■ DIRECTIVE:
Every entry here needs to be repeated exactly.

■ WORKING DATA:
* START *
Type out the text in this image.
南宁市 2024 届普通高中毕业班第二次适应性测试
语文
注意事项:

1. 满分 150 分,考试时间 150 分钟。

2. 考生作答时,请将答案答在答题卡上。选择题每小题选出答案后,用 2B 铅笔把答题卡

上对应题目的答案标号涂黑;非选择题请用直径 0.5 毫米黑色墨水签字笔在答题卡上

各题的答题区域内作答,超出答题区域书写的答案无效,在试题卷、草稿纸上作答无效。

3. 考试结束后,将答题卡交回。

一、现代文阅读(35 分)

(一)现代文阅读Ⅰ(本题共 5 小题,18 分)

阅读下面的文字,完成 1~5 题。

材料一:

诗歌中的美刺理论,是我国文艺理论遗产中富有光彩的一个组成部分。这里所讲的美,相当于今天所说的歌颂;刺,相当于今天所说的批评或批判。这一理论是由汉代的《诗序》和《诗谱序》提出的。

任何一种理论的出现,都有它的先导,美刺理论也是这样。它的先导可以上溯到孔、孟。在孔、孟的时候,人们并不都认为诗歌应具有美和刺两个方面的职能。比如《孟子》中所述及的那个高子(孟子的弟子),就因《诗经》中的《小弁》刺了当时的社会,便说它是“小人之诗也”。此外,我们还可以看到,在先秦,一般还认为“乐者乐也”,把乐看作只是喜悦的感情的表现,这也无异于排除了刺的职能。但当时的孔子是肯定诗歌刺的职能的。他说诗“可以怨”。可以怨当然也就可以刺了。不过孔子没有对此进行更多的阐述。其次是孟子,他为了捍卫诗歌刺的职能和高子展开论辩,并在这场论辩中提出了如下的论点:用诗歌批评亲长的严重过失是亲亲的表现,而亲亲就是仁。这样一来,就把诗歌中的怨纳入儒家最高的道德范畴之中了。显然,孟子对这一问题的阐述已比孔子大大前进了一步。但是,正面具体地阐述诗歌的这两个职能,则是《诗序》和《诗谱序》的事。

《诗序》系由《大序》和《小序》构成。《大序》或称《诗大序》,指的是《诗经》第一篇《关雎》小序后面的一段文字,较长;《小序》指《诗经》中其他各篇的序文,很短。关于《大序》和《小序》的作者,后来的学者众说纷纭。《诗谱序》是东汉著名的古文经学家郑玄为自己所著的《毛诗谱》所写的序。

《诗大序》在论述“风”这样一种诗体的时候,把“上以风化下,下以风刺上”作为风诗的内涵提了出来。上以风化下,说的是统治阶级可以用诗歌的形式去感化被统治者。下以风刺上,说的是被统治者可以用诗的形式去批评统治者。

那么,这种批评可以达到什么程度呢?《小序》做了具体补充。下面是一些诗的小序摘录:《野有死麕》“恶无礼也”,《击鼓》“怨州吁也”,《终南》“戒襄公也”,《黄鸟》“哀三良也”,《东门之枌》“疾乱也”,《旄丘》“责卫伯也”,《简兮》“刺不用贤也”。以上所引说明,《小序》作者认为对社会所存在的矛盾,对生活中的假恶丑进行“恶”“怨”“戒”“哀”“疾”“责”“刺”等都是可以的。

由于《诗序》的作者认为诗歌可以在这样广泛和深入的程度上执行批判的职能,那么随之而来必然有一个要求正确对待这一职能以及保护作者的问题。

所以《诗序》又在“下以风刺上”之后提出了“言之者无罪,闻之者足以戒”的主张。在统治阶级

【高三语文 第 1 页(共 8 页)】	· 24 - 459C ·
* END *
■ COMPLETED EXERCISE:
Type out the text in this image.
南宁市 2024 届普通高中毕业班第二次适应性测试
语文
注意事项:

1. 满分 150 分,考试时间 150 分钟。

2. 考生作答时,请将答案答在答题卡上。选择题每小题选出答案后,用 2B 铅笔把答题卡

上对应题目的答案标号涂黑;非选择题请用直径 0.5 毫米黑色墨水签字笔在答题卡上

各题的答题区域内作答,超出答题区域书写的答案无效,在试题卷、草稿纸上作答无效。

3. 考试结束后,将答题卡交回。

一、现代文阅读(35 分)

(一)现代文阅读Ⅰ(本题共 5 小题,18 分)

阅读下面的文字,完成 1~5 题。

材料一:

诗歌中的美刺理论,是我国文艺理论遗产中富有光彩的一个组成部分。这里所讲的美,相当于今天所说的歌颂;刺,相当于今天所说的批评或批判。这一理论是由汉代的《诗序》和《诗谱序》提出的。

任何一种理论的出现,都有它的先导,美刺理论也是这样。它的先导可以上溯到孔、孟。在孔、孟的时候,人们并不都认为诗歌应具有美和刺两个方面的职能。比如《孟子》中所述及的那个高子(孟子的弟子),就因《诗经》中的《小弁》刺了当时的社会,便说它是“小人之诗也”。此外,我们还可以看到,在先秦,一般还认为“乐者乐也”,把乐看作只是喜悦的感情的表现,这也无异于排除了刺的职能。但当时的孔子是肯定诗歌刺的职能的。他说诗“可以怨”。可以怨当然也就可以刺了。不过孔子没有对此进行更多的阐述。其次是孟子,他为了捍卫诗歌刺的职能和高子展开论辩,并在这场论辩中提出了如下的论点:用诗歌批评亲长的严重过失是亲亲的表现,而亲亲就是仁。这样一来,就把诗歌中的怨纳入儒家最高的道德范畴之中了。显然,孟子对这一问题的阐述已比孔子大大前进了一步。但是,正面具体地阐述诗歌的这两个职能,则是《诗序》和《诗谱序》的事。

《诗序》系由《大序》和《小序》构成。《大序》或称《诗大序》,指的是《诗经》第一篇《关雎》小序后面的一段文字,较长;《小序》指《诗经》中其他各篇的序文,很短。关于《大序》和《小序》的作者,后来的学者众说纷纭。《诗谱序》是东汉著名的古文经学家郑玄为自己所著的《毛诗谱》所写的序。

《诗大序》在论述“风”这样一种诗体的时候,把“上以风化下,下以风刺上”作为风诗的内涵提了出来。上以风化下,说的是统治阶级可以用诗歌的形式去感化被统治者。下以风刺上,说的是被统治者可以用诗的形式去批评统治者。

那么,这种批评可以达到什么程度呢?《小序》做了具体补充。下面是一些诗的小序摘录:《野有死麕》“恶无礼也”,《击鼓》“怨州吁也”,《终南》“戒襄公也”,《黄鸟》“哀三良也”,《东门之枌》“疾乱也”,《旄丘》“责卫伯也”,《简兮》“刺不用贤也”。以上所引说明,《小序》作者认为对社会所存在的矛盾,对生活中的假恶丑进行“恶”“怨”“戒”“哀”“疾”“责”“刺”等都是可以的。

由于《诗序》的作者认为诗歌可以在这样广泛和深入的程度上执行批判的职能,那么随之而来必然有一个要求正确对待这一职能以及保护作者的问题。

所以《诗序》又在“下以风刺上”之后提出了“言之者无罪,闻之者足以戒”的主张。在统治阶级

【高三语文 第 1 页(共 8 页)】	· 24 - 459C ·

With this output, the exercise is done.